### MATERIAL SHOWN ###

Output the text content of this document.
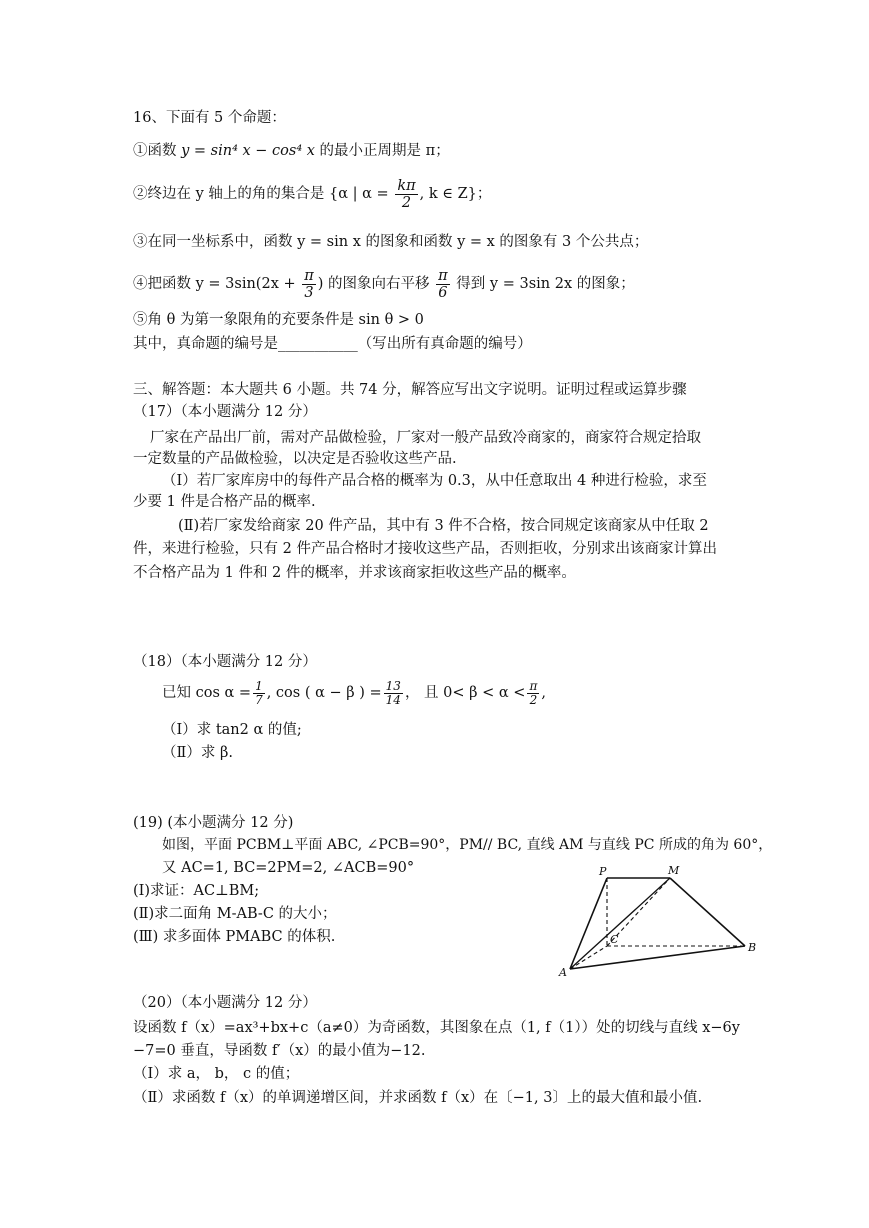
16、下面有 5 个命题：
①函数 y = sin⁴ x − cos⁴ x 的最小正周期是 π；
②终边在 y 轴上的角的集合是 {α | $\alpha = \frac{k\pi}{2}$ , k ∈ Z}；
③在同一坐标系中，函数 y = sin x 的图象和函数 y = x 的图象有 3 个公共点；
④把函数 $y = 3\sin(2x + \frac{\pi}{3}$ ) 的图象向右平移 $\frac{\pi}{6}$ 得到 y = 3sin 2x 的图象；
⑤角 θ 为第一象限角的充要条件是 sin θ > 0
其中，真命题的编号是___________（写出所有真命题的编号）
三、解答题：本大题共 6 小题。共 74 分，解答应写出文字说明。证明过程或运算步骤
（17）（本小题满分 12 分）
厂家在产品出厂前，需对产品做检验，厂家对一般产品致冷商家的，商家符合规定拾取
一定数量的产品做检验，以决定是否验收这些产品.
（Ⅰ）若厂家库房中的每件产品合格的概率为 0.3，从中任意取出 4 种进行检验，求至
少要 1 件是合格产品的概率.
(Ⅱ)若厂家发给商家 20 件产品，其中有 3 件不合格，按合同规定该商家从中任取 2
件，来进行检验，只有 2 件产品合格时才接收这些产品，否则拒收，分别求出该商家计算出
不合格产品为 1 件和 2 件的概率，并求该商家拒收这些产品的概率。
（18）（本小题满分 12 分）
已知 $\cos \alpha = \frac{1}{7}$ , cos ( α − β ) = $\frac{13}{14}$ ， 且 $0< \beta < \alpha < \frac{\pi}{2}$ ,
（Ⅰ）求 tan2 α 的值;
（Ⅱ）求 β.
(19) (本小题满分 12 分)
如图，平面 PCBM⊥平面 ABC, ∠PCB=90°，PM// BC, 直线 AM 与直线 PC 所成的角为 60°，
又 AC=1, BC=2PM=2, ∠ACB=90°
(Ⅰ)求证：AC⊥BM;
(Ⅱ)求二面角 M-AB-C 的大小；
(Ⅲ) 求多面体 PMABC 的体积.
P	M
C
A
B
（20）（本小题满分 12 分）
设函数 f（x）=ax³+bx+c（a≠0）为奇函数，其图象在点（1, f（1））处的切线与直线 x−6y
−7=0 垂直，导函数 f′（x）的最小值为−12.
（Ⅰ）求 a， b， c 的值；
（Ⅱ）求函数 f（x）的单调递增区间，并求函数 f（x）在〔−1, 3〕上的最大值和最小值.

###

:: GOAL ::
Check each line of the records above for "frac", and copy those that have it.

:: RESULT FOR THIS EXERCISE ::
②终边在 y 轴上的角的集合是 {α | $\alpha = \frac{k\pi}{2}$ , k ∈ Z}；
④把函数 $y = 3\sin(2x + \frac{\pi}{3}$ ) 的图象向右平移 $\frac{\pi}{6}$ 得到 y = 3sin 2x 的图象；
已知 $\cos \alpha = \frac{1}{7}$ , cos ( α − β ) = $\frac{13}{14}$ ， 且 $0< \beta < \alpha < \frac{\pi}{2}$ ,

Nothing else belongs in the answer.